## [Work to be completed]
Lines that contain the string "value" are to be copied; leave out all others.

## [Data supplied]
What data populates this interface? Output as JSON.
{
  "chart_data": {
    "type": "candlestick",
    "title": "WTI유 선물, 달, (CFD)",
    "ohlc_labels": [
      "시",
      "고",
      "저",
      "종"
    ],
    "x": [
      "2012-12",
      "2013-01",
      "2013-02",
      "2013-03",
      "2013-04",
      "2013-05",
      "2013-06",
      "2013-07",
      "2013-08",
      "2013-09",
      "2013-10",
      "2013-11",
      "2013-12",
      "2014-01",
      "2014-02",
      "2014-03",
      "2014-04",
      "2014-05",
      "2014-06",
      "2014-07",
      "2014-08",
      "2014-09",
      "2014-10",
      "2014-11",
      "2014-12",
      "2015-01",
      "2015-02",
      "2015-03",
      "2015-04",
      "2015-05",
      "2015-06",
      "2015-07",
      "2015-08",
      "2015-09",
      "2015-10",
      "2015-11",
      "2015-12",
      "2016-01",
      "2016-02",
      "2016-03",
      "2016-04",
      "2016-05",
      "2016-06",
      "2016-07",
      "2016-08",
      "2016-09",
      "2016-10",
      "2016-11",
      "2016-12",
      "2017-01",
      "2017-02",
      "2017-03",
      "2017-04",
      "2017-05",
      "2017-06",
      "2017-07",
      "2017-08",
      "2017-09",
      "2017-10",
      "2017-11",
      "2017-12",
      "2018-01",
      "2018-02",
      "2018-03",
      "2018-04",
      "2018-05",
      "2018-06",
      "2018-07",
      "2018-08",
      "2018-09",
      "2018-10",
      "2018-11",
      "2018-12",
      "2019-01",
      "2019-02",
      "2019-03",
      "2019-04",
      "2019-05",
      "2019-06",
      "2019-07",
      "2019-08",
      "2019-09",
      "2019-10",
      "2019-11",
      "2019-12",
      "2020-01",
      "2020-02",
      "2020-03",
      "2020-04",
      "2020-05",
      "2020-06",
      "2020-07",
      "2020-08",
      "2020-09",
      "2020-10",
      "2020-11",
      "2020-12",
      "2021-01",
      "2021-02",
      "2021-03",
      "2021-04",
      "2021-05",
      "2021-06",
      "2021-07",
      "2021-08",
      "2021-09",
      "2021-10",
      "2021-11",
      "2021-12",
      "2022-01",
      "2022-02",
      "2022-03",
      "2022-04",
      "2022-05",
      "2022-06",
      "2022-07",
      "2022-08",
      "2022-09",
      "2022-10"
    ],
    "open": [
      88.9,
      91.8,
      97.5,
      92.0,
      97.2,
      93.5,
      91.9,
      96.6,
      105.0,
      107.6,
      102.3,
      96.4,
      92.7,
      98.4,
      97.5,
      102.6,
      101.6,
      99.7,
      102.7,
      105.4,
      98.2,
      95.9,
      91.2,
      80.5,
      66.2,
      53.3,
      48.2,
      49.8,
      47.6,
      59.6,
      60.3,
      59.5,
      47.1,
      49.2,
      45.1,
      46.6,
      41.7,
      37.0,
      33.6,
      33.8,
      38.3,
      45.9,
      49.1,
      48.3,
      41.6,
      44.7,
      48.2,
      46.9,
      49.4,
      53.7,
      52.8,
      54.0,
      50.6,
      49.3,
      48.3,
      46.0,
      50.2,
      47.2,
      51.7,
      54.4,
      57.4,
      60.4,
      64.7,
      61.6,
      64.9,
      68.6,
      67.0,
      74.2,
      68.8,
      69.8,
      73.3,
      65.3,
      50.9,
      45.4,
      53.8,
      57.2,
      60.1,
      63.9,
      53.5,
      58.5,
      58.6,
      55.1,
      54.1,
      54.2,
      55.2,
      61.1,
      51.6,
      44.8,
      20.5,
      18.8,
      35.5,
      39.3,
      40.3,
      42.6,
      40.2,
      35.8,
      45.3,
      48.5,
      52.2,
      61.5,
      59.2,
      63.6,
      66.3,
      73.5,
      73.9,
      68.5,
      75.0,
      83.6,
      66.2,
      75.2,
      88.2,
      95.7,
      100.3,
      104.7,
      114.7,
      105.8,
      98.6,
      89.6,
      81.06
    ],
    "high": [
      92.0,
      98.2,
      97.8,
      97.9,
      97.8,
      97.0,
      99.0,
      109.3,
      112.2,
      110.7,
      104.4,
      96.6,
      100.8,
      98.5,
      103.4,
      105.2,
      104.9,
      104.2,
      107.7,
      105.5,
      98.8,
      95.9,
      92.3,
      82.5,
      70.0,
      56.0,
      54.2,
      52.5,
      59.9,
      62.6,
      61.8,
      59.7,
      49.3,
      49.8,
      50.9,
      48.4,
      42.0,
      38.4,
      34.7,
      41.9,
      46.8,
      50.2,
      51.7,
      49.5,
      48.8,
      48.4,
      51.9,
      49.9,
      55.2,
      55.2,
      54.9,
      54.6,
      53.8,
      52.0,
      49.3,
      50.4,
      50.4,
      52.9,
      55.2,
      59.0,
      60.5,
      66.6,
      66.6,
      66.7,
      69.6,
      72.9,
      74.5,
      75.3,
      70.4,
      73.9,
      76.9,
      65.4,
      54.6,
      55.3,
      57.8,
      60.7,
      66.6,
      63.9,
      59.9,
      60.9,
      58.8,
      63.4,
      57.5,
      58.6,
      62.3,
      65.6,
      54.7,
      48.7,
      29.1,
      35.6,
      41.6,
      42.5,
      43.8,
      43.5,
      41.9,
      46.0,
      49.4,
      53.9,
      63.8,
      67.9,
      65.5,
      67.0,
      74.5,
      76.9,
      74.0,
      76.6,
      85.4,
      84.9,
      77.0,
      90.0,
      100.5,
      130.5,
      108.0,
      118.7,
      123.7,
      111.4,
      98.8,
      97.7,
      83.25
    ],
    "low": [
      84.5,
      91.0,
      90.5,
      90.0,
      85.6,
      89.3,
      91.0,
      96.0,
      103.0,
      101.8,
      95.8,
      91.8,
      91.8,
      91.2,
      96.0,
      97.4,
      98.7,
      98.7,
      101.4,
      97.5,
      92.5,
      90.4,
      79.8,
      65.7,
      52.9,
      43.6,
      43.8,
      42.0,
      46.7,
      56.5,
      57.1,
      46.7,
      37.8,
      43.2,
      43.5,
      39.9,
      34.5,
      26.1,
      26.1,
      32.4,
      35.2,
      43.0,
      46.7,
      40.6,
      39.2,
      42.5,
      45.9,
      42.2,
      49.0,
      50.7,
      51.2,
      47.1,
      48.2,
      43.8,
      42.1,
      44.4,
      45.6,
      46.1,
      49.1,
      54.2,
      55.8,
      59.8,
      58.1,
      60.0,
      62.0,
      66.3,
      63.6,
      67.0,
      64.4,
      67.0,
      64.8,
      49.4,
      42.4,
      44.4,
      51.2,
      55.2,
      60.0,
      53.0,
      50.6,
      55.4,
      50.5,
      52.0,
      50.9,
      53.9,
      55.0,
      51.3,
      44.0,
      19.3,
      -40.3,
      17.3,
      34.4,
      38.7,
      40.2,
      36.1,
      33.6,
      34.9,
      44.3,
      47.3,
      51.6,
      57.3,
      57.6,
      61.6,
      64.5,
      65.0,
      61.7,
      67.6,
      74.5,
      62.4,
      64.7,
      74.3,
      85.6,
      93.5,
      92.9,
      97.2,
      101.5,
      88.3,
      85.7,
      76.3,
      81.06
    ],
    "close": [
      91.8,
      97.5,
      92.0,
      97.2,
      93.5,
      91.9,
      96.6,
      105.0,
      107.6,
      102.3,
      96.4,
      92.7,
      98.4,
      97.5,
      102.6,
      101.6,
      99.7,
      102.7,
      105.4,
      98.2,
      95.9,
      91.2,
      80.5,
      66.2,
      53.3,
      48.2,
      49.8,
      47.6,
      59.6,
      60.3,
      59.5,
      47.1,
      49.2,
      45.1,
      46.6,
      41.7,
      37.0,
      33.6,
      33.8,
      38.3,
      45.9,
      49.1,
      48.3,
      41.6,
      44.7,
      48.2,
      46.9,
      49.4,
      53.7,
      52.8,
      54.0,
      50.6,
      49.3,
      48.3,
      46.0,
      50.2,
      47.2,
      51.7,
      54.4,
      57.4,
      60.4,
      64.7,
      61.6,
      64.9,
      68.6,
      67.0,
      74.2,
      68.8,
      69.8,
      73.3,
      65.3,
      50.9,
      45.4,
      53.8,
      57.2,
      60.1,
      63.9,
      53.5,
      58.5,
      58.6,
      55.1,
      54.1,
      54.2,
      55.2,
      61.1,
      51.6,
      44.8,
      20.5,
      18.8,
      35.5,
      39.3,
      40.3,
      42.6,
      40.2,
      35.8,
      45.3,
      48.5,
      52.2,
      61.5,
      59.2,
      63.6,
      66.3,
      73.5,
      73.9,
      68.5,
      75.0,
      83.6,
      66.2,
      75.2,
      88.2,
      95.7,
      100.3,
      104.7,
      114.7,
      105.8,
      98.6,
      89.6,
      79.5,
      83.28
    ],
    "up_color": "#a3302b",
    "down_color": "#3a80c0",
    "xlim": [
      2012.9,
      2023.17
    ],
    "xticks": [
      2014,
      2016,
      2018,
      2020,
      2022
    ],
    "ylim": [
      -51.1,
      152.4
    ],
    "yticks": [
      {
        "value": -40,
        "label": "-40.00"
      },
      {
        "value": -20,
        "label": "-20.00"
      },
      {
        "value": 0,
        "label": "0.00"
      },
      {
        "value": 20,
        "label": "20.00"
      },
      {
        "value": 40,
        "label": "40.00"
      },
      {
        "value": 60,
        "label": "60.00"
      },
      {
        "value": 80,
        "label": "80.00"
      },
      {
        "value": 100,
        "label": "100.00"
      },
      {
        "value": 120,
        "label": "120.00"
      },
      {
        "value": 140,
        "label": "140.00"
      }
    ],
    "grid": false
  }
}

## [Task solution]
        "value": -40,
        "value": -20,
        "value": 0,
        "value": 20,
        "value": 40,
        "value": 60,
        "value": 80,
        "value": 100,
        "value": 120,
        "value": 140,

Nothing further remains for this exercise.